-- START OF Selected excerpt --
[Python-Dev] Preventing Unicode-related gotchas (Was: pre-PEP: Unicode Security Considerations for Python)

2 Nov 2021

      On 01. 11. 21 18:32, Serhiy Storchaka wrote:
...
This is excellent!
01.11.21 14:17, Petr Viktorin пише:
...
...
CPython treats the control character NUL (``\0``) as end of input,
but many editors simply skip it, possibly showing code that Python
will not
run as a regular part of a file.
It is an implementation detail and we will get rid of it. It only
happens when you read the Python script from a file. If you import it as
a module or run with runpy, the NUL character is an error.
That brings us to possible changes in Python in this  area, which is an 
interesting topic.

As for \0, can we ban all ASCII & C1 control characters except 
whitespace? I see no place for them in source code.

For homoglyphs/confusables, should there be a SyntaxWarning when an 
identifier looks like ASCII but isn't?

For right-to-left text: does anyone actually name identifiers in 
Hebrew/Arabic? AFAIK, we should allow a few non-printing 
"joiner"/"non-joiner" characters to make it possible to use all Arabic 
words. But it would be great to consult with users/teachers of the 
languages.
Should Python run the bidi algorithm when parsing and disallow reordered 
tokens? Maybe optionally?
-- END OF Selected excerpt --
## Task list
[1] Answer these questions about the Python-Dev message:
(a) What does CPython treat the control character NUL as?
(b) In which two cases is the NUL character an error?
(c) What kind of warning is proposed for an identifier that looks like ASCII but isn't?
[2] Reproduce the part of the Python-Dev message starting with "For homoglyphs/confusables, should" and going on through "tokens? Maybe optionally?".
-- START OF Records supplied --
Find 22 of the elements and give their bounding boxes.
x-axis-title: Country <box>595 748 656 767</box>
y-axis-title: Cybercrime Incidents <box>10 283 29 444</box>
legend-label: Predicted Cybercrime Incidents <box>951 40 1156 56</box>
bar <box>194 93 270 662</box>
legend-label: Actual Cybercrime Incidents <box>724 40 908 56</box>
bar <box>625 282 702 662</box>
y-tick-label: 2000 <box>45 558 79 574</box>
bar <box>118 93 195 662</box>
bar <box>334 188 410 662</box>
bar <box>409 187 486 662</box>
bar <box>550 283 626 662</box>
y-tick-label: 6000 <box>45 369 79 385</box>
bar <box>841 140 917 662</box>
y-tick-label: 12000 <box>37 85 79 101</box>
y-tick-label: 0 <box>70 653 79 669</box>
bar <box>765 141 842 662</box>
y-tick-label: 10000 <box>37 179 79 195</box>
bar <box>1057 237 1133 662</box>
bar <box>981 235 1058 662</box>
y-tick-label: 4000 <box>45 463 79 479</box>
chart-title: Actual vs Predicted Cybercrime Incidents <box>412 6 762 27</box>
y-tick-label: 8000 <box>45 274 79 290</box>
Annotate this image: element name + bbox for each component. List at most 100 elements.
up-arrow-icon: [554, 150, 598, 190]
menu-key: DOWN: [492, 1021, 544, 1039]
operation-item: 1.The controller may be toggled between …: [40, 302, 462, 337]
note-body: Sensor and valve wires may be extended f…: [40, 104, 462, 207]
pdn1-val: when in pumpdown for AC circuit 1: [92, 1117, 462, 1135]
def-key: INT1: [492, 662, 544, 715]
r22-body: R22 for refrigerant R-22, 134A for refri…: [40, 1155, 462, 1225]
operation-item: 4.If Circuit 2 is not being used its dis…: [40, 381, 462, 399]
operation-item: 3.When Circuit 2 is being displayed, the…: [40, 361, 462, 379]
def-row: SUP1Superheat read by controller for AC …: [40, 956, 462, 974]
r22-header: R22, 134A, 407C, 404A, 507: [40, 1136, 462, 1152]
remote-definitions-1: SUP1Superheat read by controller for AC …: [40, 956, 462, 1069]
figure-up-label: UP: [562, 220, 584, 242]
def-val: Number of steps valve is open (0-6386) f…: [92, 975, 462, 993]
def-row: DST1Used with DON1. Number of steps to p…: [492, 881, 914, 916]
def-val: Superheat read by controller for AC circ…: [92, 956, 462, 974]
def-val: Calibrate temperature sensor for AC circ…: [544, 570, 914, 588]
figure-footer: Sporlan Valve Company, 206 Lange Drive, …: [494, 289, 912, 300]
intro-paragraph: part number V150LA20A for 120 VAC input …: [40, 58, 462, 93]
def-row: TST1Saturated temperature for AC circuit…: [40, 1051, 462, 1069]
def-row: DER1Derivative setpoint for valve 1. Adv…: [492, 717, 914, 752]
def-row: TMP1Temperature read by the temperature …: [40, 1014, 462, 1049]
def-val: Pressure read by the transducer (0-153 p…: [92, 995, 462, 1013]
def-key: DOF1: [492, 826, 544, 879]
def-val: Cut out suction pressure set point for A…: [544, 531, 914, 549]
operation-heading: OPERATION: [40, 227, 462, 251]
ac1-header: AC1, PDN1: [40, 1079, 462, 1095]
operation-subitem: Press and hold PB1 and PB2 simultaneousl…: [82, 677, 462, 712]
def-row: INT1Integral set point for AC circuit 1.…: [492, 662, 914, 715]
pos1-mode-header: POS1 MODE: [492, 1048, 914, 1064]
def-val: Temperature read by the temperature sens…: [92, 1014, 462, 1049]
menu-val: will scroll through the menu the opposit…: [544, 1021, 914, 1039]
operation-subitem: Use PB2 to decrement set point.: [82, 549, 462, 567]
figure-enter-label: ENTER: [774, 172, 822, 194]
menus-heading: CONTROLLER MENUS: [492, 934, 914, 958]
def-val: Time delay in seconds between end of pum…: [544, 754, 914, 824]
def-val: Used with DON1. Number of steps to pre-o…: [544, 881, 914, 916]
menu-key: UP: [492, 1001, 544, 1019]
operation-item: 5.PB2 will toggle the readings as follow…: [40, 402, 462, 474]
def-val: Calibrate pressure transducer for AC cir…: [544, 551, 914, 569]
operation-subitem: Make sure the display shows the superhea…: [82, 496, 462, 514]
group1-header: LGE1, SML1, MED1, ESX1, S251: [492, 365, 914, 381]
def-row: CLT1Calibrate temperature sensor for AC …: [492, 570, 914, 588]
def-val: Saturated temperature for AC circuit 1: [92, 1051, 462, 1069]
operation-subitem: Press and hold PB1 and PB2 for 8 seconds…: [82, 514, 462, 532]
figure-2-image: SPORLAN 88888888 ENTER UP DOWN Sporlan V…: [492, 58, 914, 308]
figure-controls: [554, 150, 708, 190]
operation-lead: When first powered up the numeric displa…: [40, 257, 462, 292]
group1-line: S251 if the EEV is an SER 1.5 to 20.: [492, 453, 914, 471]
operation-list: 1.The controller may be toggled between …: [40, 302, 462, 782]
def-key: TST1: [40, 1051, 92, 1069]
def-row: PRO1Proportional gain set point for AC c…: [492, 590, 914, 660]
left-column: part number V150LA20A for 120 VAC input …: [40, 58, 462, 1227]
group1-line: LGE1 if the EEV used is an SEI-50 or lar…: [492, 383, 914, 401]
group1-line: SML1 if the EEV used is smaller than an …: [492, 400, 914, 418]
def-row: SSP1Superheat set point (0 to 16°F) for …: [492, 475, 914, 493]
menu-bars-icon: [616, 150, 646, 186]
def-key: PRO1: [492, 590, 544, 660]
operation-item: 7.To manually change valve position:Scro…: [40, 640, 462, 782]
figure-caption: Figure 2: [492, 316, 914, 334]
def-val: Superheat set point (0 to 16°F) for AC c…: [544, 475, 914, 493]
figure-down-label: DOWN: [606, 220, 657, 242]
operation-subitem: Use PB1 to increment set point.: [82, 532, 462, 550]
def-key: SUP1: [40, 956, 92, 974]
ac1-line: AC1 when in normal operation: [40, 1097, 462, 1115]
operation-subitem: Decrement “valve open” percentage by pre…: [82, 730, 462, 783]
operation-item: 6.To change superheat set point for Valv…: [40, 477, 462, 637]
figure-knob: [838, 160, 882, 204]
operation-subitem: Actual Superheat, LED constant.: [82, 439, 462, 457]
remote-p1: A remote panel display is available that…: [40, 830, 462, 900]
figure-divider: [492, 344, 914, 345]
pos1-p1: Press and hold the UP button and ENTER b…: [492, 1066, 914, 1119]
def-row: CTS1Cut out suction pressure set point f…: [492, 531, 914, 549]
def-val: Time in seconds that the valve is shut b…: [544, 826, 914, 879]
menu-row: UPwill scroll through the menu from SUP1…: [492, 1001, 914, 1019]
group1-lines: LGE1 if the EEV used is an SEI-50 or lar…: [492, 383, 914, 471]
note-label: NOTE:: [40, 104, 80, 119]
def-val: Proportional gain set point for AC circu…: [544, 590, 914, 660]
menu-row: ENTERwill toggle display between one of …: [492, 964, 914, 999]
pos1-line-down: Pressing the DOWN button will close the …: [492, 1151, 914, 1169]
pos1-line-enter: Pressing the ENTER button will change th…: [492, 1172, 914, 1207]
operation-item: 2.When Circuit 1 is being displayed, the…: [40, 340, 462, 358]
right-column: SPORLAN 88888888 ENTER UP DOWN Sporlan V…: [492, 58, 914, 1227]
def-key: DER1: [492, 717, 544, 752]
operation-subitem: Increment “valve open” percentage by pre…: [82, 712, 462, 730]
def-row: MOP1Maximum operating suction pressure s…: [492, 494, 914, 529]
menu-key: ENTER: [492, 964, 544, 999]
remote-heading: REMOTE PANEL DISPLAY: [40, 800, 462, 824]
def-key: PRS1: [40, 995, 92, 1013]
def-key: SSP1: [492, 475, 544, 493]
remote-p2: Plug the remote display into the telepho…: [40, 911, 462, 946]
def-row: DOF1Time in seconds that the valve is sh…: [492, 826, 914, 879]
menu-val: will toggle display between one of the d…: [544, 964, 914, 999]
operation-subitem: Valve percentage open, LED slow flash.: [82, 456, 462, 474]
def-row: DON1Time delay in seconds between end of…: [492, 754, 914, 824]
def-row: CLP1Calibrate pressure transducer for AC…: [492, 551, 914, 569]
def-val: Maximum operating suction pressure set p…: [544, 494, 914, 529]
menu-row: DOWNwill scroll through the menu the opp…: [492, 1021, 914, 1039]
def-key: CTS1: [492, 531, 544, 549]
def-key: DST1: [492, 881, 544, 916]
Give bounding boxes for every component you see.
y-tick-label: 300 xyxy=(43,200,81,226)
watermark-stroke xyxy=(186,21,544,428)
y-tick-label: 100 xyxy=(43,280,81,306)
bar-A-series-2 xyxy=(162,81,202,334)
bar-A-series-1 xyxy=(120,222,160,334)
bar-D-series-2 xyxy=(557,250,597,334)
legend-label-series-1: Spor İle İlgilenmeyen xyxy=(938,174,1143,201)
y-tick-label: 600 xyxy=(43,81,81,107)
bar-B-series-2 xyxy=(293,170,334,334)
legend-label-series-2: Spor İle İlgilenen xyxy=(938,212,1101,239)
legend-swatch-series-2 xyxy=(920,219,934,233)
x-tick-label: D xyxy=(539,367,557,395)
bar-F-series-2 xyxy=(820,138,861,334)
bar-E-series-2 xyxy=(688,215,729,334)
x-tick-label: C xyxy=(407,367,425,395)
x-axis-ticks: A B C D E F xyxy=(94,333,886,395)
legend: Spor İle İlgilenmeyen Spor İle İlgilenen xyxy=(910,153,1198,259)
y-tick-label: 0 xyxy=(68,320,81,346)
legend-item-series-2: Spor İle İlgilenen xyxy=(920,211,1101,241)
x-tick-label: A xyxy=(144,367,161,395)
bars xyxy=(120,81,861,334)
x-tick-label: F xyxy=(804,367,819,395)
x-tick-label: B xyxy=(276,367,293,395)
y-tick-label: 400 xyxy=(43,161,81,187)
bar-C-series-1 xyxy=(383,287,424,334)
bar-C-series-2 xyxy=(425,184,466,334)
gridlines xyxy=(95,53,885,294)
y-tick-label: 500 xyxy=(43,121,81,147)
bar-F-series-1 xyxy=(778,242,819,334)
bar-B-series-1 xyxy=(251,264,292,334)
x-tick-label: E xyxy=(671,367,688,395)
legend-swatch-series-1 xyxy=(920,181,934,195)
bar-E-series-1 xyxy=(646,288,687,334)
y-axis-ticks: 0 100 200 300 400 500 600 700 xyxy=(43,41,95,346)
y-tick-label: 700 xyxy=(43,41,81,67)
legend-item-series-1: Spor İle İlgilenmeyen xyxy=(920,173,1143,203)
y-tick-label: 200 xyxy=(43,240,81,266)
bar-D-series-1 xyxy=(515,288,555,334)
-- END OF Records supplied --
## Results for each task
[1]
(a) As the end of input.
(b) When you import the script as a module or run it with runpy.
(c) A SyntaxWarning.

[2]
For homoglyphs/confusables, should there be a SyntaxWarning when an 
identifier looks like ASCII but isn't?

For right-to-left text: does anyone actually name identifiers in 
Hebrew/Arabic? AFAIK, we should allow a few non-printing 
"joiner"/"non-joiner" characters to make it possible to use all Arabic 
words. But it would be great to consult with users/teachers of the 
languages.
Should Python run the bidi algorithm when parsing and disallow reordered 
tokens? Maybe optionally?